In the entries below, how many lines hold the string "reproductive"? Answer with the number only.

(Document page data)

'''

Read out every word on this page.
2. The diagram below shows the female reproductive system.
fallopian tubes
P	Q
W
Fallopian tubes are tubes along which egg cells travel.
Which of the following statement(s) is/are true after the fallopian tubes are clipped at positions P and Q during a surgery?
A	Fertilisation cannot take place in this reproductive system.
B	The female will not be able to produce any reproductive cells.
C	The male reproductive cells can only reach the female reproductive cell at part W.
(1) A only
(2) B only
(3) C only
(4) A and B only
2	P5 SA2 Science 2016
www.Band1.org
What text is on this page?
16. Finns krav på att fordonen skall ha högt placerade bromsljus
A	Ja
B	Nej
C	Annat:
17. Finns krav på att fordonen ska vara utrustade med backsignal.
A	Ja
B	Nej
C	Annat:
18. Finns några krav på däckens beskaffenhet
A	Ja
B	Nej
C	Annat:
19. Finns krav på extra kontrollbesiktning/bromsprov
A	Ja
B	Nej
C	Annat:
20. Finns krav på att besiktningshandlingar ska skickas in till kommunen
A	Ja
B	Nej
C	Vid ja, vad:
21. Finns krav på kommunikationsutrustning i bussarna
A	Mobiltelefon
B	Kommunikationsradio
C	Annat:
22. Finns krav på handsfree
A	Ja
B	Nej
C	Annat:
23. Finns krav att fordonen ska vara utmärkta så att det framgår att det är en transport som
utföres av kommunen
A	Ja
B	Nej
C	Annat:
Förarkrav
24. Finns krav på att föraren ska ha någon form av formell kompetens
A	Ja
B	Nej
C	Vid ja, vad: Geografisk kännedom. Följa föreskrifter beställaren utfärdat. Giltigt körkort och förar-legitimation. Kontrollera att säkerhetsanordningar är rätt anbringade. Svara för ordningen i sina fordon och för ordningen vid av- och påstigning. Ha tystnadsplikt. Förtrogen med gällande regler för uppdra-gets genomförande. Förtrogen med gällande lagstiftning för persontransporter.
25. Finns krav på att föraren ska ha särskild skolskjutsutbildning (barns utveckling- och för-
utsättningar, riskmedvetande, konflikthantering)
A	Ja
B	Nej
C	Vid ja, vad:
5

'''

### Answer for the task
4